## Exercise objective
Copy out each line that mentions the word "JSON".

# START OF Dataset extract

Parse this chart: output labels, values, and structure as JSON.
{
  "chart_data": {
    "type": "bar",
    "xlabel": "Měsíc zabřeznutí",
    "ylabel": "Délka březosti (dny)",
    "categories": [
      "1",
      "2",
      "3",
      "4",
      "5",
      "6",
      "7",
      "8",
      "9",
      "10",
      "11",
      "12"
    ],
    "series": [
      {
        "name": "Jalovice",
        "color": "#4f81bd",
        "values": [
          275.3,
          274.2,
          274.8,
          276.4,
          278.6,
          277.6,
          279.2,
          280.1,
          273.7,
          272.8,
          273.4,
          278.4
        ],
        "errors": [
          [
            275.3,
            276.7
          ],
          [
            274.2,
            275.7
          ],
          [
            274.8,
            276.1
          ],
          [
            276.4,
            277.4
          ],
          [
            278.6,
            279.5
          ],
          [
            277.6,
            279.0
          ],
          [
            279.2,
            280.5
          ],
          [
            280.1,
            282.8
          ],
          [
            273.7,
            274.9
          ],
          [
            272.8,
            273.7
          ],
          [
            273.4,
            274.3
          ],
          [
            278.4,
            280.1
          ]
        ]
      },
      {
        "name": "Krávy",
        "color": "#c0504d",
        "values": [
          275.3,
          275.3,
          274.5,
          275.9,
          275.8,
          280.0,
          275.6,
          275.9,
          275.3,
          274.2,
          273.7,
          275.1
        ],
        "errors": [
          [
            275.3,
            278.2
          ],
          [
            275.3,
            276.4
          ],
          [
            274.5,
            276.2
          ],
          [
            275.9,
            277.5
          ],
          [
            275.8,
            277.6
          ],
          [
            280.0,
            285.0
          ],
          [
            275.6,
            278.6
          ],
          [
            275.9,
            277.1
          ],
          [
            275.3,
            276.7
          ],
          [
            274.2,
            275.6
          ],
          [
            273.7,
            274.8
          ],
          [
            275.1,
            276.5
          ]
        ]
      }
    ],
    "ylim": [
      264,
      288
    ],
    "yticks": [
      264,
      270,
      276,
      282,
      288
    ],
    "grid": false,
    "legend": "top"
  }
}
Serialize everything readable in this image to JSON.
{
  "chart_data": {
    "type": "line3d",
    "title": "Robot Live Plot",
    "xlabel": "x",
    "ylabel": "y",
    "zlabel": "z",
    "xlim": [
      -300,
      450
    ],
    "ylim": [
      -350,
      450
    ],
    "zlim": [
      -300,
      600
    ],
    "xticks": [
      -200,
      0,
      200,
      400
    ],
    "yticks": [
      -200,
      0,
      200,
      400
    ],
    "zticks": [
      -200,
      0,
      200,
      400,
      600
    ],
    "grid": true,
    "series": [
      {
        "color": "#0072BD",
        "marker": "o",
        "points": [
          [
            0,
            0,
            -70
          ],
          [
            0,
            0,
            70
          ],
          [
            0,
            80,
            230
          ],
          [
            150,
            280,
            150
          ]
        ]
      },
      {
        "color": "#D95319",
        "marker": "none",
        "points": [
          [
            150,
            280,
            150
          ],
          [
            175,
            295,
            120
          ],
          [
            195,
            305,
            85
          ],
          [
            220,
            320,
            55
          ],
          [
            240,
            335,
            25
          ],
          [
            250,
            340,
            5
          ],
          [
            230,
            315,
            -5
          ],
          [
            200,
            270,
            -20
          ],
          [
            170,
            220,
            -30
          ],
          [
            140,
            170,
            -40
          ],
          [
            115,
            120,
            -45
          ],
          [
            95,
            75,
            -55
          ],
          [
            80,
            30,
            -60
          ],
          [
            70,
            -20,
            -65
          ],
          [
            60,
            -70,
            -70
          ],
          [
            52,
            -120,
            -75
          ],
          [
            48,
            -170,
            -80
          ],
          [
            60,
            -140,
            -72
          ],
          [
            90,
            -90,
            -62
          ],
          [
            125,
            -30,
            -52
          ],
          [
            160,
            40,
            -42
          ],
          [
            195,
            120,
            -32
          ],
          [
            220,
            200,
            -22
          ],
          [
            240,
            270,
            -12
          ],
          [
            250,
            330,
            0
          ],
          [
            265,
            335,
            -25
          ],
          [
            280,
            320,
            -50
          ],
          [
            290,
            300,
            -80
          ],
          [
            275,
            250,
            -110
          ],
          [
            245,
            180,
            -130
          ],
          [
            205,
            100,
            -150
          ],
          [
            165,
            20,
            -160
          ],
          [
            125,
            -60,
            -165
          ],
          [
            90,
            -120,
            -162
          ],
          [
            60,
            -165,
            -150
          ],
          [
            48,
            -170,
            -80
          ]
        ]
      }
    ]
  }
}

# END OF Dataset extract

## Worked answer
Parse this chart: output labels, values, and structure as JSON.
Serialize everything readable in this image to JSON.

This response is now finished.